> REQUIREMENTS
Determine how many lines include the string "发布供应". Output that number only.

Stored data
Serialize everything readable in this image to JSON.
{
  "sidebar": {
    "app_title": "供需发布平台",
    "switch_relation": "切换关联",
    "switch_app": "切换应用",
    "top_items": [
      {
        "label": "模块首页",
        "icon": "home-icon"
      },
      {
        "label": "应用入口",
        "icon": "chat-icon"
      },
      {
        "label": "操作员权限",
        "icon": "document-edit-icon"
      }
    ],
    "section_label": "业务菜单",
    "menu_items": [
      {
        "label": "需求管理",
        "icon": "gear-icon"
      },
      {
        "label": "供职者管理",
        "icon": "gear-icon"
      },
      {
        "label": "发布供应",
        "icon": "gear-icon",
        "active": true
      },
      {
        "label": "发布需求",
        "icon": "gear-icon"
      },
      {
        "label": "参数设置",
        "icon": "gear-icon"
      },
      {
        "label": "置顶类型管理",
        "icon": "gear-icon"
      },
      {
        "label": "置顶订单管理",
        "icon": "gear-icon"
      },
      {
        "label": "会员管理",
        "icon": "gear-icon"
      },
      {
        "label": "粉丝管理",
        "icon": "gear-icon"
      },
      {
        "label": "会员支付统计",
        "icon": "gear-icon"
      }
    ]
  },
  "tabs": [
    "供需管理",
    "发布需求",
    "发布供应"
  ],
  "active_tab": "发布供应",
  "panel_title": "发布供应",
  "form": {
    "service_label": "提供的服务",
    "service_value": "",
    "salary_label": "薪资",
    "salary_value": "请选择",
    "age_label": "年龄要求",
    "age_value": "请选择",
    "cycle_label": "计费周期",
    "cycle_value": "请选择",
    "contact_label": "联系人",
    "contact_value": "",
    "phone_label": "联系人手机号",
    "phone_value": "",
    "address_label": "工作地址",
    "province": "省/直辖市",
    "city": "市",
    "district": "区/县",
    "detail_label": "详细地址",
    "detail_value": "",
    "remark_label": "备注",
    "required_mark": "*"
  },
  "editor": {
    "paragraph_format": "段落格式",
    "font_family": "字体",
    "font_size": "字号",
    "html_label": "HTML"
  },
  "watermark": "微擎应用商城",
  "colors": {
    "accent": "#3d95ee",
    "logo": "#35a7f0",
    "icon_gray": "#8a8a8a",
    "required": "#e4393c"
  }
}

> RESULT OF THIS TASK
4